■ STATED EXERCISE: Find each line with the string "this" and report it.

=-=-=-=-=

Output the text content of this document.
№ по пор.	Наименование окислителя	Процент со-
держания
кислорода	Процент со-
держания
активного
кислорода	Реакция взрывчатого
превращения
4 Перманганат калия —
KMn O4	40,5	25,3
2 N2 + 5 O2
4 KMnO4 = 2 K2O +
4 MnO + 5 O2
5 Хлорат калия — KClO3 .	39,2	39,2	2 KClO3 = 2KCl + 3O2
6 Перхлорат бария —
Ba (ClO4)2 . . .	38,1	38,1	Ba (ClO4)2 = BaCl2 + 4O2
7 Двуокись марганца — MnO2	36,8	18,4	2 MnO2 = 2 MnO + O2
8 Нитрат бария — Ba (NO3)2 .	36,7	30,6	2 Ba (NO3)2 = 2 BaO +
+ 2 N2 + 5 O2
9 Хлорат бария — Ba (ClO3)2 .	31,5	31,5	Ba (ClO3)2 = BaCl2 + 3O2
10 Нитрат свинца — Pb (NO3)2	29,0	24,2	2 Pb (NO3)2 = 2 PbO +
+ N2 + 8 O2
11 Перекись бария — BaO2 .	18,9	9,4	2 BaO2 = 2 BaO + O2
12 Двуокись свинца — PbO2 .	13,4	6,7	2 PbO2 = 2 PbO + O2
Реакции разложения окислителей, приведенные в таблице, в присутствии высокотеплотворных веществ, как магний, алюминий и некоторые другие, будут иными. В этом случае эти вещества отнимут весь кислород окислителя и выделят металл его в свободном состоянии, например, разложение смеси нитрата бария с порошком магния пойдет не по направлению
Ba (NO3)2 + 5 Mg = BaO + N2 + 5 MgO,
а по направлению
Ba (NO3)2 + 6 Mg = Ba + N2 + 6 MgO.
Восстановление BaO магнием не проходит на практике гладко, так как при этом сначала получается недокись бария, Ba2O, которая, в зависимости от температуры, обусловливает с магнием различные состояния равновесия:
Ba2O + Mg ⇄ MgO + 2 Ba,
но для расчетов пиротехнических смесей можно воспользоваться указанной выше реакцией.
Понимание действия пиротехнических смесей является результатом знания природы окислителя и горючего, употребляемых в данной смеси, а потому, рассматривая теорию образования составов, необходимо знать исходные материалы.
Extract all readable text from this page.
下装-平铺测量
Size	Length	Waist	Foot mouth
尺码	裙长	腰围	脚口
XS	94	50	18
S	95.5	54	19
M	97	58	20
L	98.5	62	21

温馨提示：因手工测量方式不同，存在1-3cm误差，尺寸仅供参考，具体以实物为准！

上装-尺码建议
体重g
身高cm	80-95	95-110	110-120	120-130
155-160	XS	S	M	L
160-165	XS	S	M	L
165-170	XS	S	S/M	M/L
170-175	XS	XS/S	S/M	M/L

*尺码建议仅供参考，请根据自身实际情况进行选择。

=-=-=-=-=

■ EXERCISE SOLUTION:
Output the text content of this document.
Extract all readable text from this page.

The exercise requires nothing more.